↓
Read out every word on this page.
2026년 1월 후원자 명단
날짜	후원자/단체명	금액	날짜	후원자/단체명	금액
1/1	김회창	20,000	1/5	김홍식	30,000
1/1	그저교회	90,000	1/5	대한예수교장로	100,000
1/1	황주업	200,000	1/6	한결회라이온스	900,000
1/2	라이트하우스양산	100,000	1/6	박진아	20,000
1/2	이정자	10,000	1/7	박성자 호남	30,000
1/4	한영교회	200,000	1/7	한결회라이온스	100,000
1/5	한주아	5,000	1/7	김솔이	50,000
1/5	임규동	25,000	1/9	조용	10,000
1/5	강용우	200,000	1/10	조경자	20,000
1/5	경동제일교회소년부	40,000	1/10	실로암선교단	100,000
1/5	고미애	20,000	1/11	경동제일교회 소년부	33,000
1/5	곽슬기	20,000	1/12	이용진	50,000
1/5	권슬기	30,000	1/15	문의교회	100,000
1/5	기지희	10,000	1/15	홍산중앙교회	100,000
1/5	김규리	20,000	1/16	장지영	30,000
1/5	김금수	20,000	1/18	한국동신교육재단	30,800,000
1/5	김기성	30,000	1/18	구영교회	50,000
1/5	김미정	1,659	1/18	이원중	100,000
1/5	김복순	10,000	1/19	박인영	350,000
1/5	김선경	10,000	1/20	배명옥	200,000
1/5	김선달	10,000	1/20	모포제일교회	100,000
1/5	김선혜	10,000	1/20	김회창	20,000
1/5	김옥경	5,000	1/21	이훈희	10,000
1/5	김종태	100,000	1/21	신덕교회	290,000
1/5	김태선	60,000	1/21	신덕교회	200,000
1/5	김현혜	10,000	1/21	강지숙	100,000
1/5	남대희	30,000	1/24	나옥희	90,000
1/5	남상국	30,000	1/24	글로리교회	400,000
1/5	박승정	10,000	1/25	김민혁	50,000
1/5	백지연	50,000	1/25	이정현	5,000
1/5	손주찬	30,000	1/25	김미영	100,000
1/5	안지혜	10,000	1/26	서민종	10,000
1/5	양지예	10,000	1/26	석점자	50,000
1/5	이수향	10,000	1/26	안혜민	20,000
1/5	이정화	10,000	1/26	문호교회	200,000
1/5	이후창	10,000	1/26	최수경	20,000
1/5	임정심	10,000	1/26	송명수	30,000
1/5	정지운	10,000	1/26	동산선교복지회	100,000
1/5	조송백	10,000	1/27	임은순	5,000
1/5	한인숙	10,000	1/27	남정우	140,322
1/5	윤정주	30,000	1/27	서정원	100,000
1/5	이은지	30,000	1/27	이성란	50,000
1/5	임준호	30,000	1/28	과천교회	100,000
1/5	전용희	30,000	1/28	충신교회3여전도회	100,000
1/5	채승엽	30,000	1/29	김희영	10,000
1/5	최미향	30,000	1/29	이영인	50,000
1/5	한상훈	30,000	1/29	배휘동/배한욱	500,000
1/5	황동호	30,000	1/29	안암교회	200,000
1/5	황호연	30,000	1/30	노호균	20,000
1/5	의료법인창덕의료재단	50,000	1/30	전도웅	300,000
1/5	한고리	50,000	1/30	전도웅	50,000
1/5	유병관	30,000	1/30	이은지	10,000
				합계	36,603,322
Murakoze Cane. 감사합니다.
↑
**Direction**: Filter the records above and return every line that holds the word "한결회라이온스".

**Result of the exercise**:
1/1	황주업	200,000	1/6	한결회라이온스	900,000
1/4	한영교회	200,000	1/7	한결회라이온스	100,000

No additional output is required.